_Документ_
------------------------------------
Офицеры в полку были из аристократических и старинных дворянских фамилий, как правило, служивших в нем не одно поколение.

"Бугский уланский полк" - Полк ведет свою историю с 1803 года, когда было сформировано Бугское казачье войско. В 1817 году были сформированы 1-й и 2-й Бугские уланские полки. Первый из них и стал впоследствии (с 1907 года) 9-м уланским Бугским Его Императорского Королевского Высочества Эрц-Герцога Австрийского Франца-Фердинанда полком. Квартировался в Белой Церкви Киевской губернии.

"Лейб-гвардии Конно-гренадерский полк" - В 1831 году Лейб-гвардии Драгунский полк за храбрость, проявленную в Польской кампании, был переименован в Лейб-гвардии Конно-гренадерский.

"Некоторые из этих полков расквартированы в окрестностях столицы, как то в Гатчине, Царском Селе и в Петербурге." - В пригородах Петербурга квартировался целый ряд гвардейских полков: Собственный Его Императорского Величества Конвой, Л.-гв. 1 и 2 Кубанские и Л.-гв. 3 и 4 Терские казачьи сотни, Собственный Его Императорского Величества Сводный Пехотный полк, Л.-гв. 1, 2 и 4-й Императорской фамилии Стрелковые батальоны, Л.-гв. Кирасирский Его Величества полк и Л.-гв. Гусарский полк - в Царском Селе; Л.-гв. Кирасирский Ея Величества полк - в Гатчине; Л.-гв. Конно-гренадерский, Л.-гв. Драгунский в Старом Петергофе; Л.-гв. Уланский Ея Величества полк - в Новом Петергофе.
------------------------------------
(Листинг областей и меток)

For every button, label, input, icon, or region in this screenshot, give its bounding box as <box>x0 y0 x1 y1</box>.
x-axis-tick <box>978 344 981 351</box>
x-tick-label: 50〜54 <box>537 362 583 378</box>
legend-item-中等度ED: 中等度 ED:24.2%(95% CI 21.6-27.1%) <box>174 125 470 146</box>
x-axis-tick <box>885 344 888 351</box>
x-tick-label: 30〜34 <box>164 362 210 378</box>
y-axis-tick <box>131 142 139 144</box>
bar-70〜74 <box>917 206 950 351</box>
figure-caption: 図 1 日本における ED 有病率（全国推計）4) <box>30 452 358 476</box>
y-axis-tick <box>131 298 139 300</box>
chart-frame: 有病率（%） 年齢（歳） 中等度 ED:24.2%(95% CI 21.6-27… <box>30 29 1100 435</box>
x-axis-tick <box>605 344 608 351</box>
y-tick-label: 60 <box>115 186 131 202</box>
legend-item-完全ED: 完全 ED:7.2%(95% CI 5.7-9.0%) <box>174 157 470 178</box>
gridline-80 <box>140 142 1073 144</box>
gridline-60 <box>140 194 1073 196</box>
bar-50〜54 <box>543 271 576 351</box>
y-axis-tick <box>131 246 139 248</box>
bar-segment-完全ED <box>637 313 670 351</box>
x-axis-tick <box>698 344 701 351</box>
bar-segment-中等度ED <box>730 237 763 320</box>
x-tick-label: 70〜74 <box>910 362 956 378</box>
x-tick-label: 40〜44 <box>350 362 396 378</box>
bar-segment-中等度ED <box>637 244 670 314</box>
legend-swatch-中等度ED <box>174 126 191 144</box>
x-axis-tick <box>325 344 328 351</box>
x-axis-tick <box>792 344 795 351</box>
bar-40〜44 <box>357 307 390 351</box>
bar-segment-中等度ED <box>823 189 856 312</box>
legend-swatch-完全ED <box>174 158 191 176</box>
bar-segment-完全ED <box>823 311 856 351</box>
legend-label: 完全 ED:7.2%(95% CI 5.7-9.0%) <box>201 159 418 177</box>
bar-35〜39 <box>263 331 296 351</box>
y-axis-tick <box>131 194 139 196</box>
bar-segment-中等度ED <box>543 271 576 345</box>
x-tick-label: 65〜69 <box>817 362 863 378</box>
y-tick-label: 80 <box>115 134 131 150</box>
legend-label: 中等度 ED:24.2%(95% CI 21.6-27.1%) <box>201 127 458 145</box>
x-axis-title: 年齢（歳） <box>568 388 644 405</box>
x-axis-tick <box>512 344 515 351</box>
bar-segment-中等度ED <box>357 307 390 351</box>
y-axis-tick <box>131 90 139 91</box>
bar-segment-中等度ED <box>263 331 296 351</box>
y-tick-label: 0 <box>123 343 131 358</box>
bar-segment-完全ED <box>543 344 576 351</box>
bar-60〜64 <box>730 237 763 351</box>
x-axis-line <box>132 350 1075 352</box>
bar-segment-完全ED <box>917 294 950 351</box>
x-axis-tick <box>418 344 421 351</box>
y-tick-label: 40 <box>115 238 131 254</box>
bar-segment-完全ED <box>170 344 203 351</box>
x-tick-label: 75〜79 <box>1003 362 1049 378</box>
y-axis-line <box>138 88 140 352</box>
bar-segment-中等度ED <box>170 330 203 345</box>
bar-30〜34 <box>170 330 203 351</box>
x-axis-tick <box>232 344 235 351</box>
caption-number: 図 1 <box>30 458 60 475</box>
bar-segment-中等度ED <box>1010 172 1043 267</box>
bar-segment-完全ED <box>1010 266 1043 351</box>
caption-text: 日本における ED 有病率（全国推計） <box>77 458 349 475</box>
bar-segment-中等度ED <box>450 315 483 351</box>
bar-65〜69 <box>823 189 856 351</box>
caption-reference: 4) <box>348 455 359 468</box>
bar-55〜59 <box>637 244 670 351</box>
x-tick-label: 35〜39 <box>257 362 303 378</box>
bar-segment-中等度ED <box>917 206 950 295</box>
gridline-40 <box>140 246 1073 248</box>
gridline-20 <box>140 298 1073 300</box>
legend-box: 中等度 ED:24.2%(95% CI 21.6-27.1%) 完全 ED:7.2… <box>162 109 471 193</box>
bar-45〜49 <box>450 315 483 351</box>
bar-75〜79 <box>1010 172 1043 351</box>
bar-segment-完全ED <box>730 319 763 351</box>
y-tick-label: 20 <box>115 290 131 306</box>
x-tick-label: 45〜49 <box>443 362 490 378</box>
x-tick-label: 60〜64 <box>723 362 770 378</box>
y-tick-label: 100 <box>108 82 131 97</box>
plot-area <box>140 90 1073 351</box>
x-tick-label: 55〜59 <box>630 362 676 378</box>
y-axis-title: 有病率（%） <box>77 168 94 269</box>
------------------------------------
_Задание_
Где, согласно тексту о полках, квартировался Бугский уланский полк? Листинг взят из другого источника.

_Ответ_
В Белой Церкви Киевской губернии.